◆ **STATED PROBLEM**
Leave out the pictures and copy each record below exactly.

◆ **SUPPLIED DATA**
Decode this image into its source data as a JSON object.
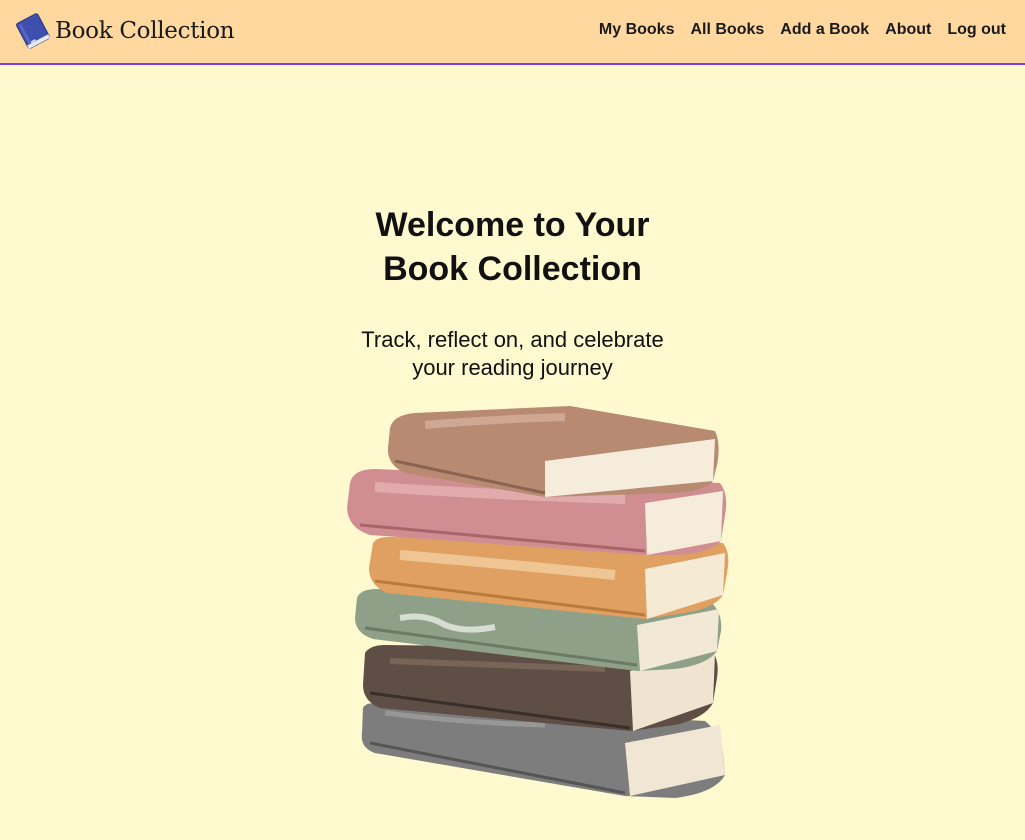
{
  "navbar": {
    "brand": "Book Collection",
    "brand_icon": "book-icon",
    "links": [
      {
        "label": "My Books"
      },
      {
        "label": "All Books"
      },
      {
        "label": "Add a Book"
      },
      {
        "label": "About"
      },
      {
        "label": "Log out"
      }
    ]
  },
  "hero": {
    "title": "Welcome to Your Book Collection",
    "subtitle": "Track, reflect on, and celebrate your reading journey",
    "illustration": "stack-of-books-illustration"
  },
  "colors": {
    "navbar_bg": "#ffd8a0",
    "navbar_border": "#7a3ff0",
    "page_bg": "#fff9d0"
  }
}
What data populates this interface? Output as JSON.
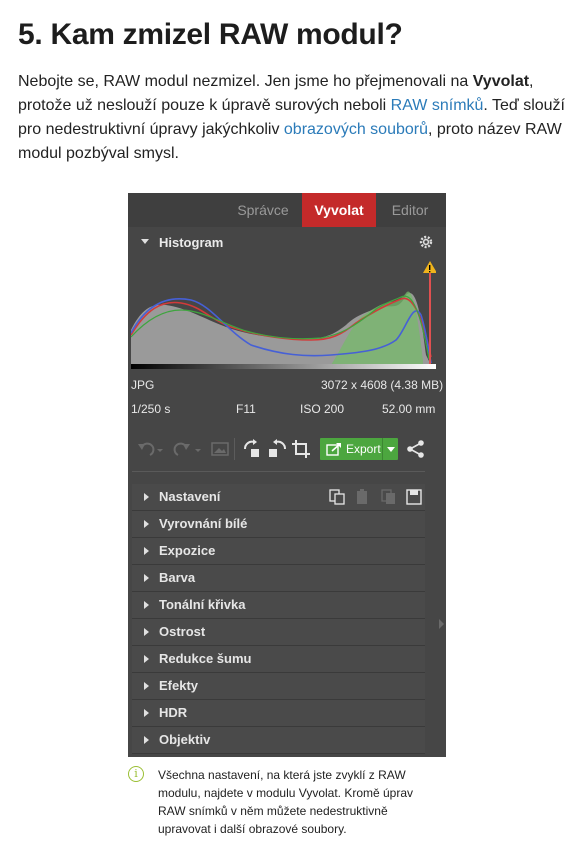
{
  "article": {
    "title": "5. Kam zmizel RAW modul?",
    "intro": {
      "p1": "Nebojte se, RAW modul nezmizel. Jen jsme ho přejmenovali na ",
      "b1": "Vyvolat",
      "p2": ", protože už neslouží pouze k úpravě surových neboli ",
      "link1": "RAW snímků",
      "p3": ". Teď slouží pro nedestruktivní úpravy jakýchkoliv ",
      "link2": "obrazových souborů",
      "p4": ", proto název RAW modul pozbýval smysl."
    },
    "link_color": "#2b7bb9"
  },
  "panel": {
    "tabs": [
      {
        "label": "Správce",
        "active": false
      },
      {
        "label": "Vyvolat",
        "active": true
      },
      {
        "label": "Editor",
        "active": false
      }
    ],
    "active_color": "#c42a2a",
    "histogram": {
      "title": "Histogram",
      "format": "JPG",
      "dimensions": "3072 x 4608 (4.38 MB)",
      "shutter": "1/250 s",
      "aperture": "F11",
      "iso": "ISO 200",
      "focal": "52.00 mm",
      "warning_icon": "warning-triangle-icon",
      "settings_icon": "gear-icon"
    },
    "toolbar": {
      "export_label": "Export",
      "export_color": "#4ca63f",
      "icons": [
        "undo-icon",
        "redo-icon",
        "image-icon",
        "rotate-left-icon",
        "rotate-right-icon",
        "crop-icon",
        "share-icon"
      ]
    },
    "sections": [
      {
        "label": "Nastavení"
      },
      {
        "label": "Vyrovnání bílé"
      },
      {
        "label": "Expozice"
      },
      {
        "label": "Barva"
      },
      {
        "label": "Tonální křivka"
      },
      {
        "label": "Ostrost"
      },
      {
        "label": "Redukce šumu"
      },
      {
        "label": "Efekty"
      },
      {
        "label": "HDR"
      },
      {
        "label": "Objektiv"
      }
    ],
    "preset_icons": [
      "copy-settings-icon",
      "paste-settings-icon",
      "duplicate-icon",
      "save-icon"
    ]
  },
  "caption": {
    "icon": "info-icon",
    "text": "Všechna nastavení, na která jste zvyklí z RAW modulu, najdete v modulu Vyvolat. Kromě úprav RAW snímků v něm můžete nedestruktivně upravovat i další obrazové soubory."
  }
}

◆ **WRITTEN REPLY**
Decode this image into its source data as a JSON object.
{
  "navbar": {
    "brand": "Book Collection",
    "brand_icon": "book-icon",
    "links": [
      {
        "label": "My Books"
      },
      {
        "label": "All Books"
      },
      {
        "label": "Add a Book"
      },
      {
        "label": "About"
      },
      {
        "label": "Log out"
      }
    ]
  },
  "hero": {
    "title": "Welcome to Your Book Collection",
    "subtitle": "Track, reflect on, and celebrate your reading journey",
    "illustration": "stack-of-books-illustration"
  },
  "colors": {
    "navbar_bg": "#ffd8a0",
    "navbar_border": "#7a3ff0",
    "page_bg": "#fff9d0"
  }
}
What data populates this interface? Output as JSON.
{
  "article": {
    "title": "5. Kam zmizel RAW modul?",
    "intro": {
      "p1": "Nebojte se, RAW modul nezmizel. Jen jsme ho přejmenovali na ",
      "b1": "Vyvolat",
      "p2": ", protože už neslouží pouze k úpravě surových neboli ",
      "link1": "RAW snímků",
      "p3": ". Teď slouží pro nedestruktivní úpravy jakýchkoliv ",
      "link2": "obrazových souborů",
      "p4": ", proto název RAW modul pozbýval smysl."
    },
    "link_color": "#2b7bb9"
  },
  "panel": {
    "tabs": [
      {
        "label": "Správce",
        "active": false
      },
      {
        "label": "Vyvolat",
        "active": true
      },
      {
        "label": "Editor",
        "active": false
      }
    ],
    "active_color": "#c42a2a",
    "histogram": {
      "title": "Histogram",
      "format": "JPG",
      "dimensions": "3072 x 4608 (4.38 MB)",
      "shutter": "1/250 s",
      "aperture": "F11",
      "iso": "ISO 200",
      "focal": "52.00 mm",
      "warning_icon": "warning-triangle-icon",
      "settings_icon": "gear-icon"
    },
    "toolbar": {
      "export_label": "Export",
      "export_color": "#4ca63f",
      "icons": [
        "undo-icon",
        "redo-icon",
        "image-icon",
        "rotate-left-icon",
        "rotate-right-icon",
        "crop-icon",
        "share-icon"
      ]
    },
    "sections": [
      {
        "label": "Nastavení"
      },
      {
        "label": "Vyrovnání bílé"
      },
      {
        "label": "Expozice"
      },
      {
        "label": "Barva"
      },
      {
        "label": "Tonální křivka"
      },
      {
        "label": "Ostrost"
      },
      {
        "label": "Redukce šumu"
      },
      {
        "label": "Efekty"
      },
      {
        "label": "HDR"
      },
      {
        "label": "Objektiv"
      }
    ],
    "preset_icons": [
      "copy-settings-icon",
      "paste-settings-icon",
      "duplicate-icon",
      "save-icon"
    ]
  },
  "caption": {
    "icon": "info-icon",
    "text": "Všechna nastavení, na která jste zvyklí z RAW modulu, najdete v modulu Vyvolat. Kromě úprav RAW snímků v něm můžete nedestruktivně upravovat i další obrazové soubory."
  }
}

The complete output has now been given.